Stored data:

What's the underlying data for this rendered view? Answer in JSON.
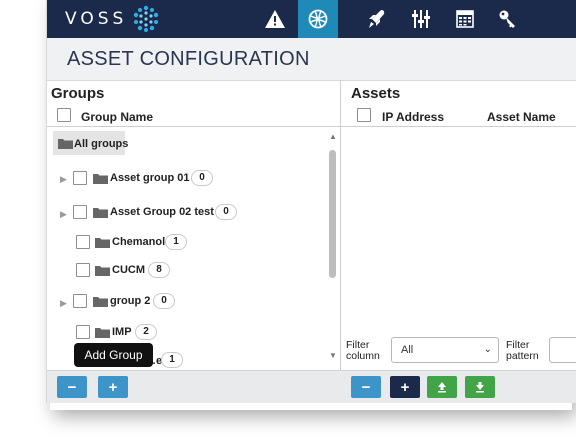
{
  "brand": {
    "name": "VOSS"
  },
  "nav": [
    {
      "id": "alert",
      "icon": "warning-icon"
    },
    {
      "id": "network",
      "icon": "globe-icon",
      "active": true
    },
    {
      "id": "rocket",
      "icon": "rocket-icon"
    },
    {
      "id": "sliders",
      "icon": "sliders-icon"
    },
    {
      "id": "calendar",
      "icon": "calendar-icon"
    },
    {
      "id": "key",
      "icon": "key-icon"
    }
  ],
  "page": {
    "title": "ASSET CONFIGURATION"
  },
  "groups_panel": {
    "title": "Groups",
    "column": "Group Name",
    "items": [
      {
        "label": "All groups",
        "count": null,
        "expandable": false,
        "checkbox": false,
        "selected": true
      },
      {
        "label": "Asset group 01",
        "count": "0",
        "expandable": true,
        "checkbox": true
      },
      {
        "label": "Asset Group 02 test",
        "count": "0",
        "expandable": true,
        "checkbox": true
      },
      {
        "label": "Chemanol",
        "count": "1",
        "expandable": false,
        "checkbox": true
      },
      {
        "label": "CUCM",
        "count": "8",
        "expandable": false,
        "checkbox": true
      },
      {
        "label": "group 2",
        "count": "0",
        "expandable": true,
        "checkbox": true
      },
      {
        "label": "IMP",
        "count": "2",
        "expandable": false,
        "checkbox": true
      },
      {
        "label": "…e",
        "count": "1",
        "expandable": false,
        "checkbox": true
      }
    ],
    "tooltip": "Add Group"
  },
  "assets_panel": {
    "title": "Assets",
    "columns": [
      "IP Address",
      "Asset Name"
    ],
    "filter": {
      "column_label": "Filter column",
      "column_label_line1": "Filter",
      "column_label_line2": "column",
      "column_value": "All",
      "pattern_label_line1": "Filter",
      "pattern_label_line2": "pattern"
    }
  },
  "colors": {
    "topbar": "#1b2a4b",
    "active_nav": "#1f89b8",
    "button_blue": "#3d94c9",
    "button_navy": "#1b2a4b",
    "button_green": "#41a447"
  },
  "toolbar": {
    "groups": {
      "remove": "−",
      "add": "+"
    },
    "assets": {
      "remove": "−",
      "add": "+",
      "upload": "⇧",
      "download": "⇩"
    }
  }
}
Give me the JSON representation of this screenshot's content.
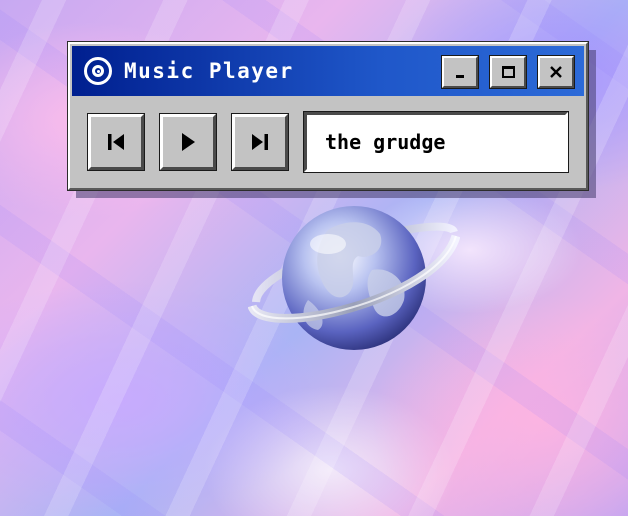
{
  "window": {
    "title": "Music Player",
    "controls": {
      "minimize": "minimize-icon",
      "maximize": "maximize-icon",
      "close": "close-icon"
    }
  },
  "player": {
    "buttons": [
      "previous-track-icon",
      "play-icon",
      "next-track-icon"
    ],
    "now_playing": "the grudge"
  },
  "colors": {
    "titlebar_start": "#001f8f",
    "titlebar_end": "#2c6ad8",
    "window_face": "#c3c3c3",
    "background_tint": "#c7a9f2"
  }
}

> [EXERCISE DETAILS] Return verbatim every line from the line containing "Give me the" to the last line of the entries above, inclusive, and leave out the pictures.

> [ANSWER TO THE PROBLEM]
Give me the JSON representation of this screenshot's content.
{
  "window": {
    "title": "Music Player",
    "controls": {
      "minimize": "minimize-icon",
      "maximize": "maximize-icon",
      "close": "close-icon"
    }
  },
  "player": {
    "buttons": [
      "previous-track-icon",
      "play-icon",
      "next-track-icon"
    ],
    "now_playing": "the grudge"
  },
  "colors": {
    "titlebar_start": "#001f8f",
    "titlebar_end": "#2c6ad8",
    "window_face": "#c3c3c3",
    "background_tint": "#c7a9f2"
  }
}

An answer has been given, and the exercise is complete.